▼▼▼

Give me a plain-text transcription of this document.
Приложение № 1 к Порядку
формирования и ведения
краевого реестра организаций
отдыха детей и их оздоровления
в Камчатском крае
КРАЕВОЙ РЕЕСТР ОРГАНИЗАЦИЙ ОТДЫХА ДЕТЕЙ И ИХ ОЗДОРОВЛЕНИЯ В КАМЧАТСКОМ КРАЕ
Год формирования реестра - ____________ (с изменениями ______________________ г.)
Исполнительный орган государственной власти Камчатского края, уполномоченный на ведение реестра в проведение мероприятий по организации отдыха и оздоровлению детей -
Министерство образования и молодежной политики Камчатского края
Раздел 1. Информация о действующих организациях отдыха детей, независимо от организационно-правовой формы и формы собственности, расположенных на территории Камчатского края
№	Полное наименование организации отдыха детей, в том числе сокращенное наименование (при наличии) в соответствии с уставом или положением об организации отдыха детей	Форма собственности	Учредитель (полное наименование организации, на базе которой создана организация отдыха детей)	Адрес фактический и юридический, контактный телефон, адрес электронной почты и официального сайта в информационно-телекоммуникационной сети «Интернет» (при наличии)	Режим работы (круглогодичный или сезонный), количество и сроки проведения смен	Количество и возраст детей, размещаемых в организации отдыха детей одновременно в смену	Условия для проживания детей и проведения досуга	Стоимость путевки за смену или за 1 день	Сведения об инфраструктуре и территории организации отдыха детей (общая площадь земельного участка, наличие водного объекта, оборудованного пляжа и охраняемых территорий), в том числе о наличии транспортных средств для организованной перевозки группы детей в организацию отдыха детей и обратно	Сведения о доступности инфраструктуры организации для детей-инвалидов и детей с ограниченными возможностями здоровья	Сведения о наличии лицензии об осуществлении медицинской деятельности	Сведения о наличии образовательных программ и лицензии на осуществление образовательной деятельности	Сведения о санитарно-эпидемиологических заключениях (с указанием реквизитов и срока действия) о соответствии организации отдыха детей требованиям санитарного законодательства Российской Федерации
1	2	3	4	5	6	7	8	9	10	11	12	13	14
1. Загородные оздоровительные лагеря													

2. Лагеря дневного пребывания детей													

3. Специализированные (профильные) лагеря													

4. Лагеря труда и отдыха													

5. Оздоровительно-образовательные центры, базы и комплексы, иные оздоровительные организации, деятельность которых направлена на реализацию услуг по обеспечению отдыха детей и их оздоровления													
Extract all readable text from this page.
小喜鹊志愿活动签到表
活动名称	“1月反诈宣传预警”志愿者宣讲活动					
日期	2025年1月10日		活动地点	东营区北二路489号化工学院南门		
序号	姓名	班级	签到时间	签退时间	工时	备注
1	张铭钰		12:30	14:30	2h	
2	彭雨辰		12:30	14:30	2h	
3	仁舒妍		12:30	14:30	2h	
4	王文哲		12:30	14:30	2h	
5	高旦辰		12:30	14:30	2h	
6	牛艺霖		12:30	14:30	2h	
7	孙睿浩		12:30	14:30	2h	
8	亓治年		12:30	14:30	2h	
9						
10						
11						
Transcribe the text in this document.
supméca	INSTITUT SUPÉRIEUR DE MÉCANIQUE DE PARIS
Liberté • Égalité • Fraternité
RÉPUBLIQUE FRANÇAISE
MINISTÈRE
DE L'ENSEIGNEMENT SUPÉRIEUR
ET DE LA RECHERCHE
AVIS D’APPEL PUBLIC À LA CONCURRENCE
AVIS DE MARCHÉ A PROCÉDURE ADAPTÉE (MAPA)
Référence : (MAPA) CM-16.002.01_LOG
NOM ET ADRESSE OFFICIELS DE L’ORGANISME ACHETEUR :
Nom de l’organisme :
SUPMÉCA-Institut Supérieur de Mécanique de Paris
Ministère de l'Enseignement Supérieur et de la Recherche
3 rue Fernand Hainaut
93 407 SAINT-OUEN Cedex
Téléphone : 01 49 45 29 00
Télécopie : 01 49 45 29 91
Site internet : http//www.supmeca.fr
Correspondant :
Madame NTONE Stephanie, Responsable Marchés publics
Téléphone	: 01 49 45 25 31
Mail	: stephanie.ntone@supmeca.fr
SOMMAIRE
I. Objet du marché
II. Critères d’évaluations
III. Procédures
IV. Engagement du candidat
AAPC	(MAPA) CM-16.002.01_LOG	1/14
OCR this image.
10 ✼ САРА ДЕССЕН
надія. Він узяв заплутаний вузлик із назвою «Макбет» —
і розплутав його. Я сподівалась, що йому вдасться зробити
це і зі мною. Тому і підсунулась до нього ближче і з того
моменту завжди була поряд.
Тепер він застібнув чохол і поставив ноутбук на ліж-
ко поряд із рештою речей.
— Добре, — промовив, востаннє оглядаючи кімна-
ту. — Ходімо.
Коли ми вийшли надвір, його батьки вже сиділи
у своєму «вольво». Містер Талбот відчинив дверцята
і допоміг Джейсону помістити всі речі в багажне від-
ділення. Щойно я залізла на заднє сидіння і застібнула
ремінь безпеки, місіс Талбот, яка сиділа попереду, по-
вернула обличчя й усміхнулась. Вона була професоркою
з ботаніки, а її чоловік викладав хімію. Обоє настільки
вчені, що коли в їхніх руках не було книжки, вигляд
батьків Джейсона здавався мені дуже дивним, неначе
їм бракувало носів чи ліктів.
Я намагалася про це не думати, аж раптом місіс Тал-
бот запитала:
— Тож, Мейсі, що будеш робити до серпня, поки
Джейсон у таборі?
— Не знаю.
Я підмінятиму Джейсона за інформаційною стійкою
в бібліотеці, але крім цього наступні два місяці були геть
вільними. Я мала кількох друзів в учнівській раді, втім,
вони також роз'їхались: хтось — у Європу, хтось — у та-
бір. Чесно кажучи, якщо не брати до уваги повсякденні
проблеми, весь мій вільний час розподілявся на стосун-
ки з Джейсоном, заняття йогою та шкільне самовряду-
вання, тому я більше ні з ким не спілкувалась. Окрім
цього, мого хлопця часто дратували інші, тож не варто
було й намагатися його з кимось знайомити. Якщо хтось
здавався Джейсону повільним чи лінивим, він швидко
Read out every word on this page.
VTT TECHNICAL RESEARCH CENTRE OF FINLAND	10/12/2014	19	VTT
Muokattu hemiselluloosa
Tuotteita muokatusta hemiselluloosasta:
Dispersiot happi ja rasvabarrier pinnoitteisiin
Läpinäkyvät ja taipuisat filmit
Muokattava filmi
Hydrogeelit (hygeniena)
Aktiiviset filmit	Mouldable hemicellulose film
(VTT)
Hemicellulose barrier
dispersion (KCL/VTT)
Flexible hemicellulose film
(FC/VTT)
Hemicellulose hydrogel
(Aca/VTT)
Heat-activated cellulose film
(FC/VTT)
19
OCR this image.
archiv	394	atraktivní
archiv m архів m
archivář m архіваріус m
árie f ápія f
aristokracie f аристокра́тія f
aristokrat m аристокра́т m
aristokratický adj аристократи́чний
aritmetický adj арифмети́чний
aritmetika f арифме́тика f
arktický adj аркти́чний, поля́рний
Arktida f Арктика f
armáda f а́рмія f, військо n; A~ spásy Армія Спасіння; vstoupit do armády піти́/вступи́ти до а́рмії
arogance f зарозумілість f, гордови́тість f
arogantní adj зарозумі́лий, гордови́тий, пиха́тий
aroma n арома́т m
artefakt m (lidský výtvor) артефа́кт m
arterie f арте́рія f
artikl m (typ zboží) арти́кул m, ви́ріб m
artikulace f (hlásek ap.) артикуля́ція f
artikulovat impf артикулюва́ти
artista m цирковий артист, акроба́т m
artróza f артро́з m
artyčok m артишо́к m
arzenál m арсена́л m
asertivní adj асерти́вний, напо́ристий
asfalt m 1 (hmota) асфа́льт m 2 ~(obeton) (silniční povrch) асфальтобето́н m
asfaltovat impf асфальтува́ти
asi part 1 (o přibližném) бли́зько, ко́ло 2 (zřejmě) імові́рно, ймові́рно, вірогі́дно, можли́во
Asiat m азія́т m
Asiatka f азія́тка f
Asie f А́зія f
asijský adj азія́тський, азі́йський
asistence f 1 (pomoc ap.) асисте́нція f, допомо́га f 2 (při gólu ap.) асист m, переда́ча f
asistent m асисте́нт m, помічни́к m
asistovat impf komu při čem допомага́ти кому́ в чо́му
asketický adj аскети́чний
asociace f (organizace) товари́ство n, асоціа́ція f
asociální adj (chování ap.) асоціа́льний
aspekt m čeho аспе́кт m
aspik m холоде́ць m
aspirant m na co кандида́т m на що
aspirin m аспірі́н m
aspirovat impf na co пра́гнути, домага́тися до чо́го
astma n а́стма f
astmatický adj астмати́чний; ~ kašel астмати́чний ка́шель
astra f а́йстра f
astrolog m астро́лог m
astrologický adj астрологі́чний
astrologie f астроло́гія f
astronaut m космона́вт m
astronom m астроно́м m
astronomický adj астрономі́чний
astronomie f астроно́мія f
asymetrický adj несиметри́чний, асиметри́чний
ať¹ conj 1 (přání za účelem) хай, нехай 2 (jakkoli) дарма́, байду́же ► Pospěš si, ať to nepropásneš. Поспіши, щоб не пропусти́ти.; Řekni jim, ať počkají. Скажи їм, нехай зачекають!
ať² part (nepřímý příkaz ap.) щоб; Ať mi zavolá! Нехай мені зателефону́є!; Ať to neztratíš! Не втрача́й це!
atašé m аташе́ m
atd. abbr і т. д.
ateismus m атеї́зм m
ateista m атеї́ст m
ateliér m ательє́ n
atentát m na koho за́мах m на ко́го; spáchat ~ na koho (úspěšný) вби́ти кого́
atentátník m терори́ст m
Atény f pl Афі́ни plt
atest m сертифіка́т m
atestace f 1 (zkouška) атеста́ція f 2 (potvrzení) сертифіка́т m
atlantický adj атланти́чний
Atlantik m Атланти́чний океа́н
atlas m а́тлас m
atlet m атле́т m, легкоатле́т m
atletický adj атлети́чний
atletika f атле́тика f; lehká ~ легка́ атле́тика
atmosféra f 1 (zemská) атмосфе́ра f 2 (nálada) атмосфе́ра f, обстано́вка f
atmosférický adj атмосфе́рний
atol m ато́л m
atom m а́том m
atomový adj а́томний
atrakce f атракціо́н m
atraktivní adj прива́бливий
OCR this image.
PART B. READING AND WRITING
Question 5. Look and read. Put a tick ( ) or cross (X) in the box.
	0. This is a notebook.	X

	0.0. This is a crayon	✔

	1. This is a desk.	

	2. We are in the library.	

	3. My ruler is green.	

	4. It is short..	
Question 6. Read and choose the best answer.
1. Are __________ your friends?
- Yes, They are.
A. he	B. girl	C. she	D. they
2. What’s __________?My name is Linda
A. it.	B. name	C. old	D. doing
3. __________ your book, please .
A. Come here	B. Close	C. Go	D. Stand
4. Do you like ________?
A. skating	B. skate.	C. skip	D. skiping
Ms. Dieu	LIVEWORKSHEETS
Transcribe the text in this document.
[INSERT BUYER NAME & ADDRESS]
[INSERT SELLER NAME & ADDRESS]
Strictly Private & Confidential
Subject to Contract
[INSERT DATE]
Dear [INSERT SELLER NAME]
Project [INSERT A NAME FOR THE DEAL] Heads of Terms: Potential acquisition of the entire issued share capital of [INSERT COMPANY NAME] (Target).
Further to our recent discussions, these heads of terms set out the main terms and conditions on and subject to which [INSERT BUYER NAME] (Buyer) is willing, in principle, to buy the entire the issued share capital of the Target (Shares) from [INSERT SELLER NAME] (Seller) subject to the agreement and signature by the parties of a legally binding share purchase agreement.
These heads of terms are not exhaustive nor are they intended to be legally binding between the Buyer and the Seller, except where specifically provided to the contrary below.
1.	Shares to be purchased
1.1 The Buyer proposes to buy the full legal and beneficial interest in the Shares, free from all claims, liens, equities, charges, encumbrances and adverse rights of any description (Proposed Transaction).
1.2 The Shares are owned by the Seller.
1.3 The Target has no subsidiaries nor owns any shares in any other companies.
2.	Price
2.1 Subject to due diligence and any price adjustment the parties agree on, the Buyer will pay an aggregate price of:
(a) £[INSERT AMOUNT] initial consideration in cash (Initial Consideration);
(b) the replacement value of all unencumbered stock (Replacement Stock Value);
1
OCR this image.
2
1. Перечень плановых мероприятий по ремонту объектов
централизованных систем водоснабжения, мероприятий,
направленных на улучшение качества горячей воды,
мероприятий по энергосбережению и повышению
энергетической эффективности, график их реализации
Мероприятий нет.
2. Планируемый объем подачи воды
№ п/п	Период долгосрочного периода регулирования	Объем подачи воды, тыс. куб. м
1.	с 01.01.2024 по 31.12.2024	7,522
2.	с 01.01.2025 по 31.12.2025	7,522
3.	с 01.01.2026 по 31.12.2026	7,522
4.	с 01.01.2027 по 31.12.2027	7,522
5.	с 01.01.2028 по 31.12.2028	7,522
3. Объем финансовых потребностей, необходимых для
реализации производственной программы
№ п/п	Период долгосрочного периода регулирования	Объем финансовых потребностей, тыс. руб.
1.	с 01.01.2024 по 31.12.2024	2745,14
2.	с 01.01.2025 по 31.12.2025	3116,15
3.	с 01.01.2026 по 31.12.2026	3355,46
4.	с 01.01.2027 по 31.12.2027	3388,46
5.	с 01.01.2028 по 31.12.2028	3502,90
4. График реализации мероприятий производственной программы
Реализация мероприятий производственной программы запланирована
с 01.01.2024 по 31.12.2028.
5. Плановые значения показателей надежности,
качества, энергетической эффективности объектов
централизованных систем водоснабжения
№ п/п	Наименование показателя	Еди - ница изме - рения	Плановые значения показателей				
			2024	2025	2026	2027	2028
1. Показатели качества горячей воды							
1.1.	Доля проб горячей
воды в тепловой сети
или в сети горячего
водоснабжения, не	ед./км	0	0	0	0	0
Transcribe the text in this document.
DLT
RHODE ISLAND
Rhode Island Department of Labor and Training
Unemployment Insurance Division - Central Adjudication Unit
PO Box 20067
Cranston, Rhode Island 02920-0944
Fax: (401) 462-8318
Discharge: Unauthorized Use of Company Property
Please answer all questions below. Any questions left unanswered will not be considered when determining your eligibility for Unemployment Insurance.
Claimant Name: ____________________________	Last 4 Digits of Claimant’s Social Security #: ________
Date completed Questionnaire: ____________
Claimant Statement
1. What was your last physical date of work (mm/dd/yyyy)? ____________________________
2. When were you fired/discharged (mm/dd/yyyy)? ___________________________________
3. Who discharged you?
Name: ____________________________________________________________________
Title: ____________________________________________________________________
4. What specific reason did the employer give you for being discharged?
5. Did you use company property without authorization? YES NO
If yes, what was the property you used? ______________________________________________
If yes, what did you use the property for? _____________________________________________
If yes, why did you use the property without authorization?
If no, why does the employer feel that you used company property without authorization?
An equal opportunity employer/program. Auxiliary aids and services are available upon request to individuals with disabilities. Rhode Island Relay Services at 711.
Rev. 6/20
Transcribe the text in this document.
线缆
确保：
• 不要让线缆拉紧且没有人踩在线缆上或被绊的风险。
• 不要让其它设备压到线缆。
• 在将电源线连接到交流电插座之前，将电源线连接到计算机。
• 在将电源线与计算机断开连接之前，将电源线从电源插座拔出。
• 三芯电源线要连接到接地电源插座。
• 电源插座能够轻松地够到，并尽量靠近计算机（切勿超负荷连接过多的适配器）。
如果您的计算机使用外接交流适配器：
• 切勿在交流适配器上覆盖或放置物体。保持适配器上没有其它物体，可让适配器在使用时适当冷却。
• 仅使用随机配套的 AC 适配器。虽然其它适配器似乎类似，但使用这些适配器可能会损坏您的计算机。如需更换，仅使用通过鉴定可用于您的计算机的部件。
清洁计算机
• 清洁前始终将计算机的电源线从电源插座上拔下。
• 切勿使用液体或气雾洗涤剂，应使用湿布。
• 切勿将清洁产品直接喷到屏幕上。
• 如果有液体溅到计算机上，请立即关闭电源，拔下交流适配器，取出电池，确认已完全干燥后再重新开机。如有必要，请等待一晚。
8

▲▲▲

**Job:** Gather every line from the listing above in which the word "гордови" appears.

**Result of this task:**
arogance f зарозумілість f, гордови́тість f
arogantní adj зарозумі́лий, гордови́тий, пиха́тий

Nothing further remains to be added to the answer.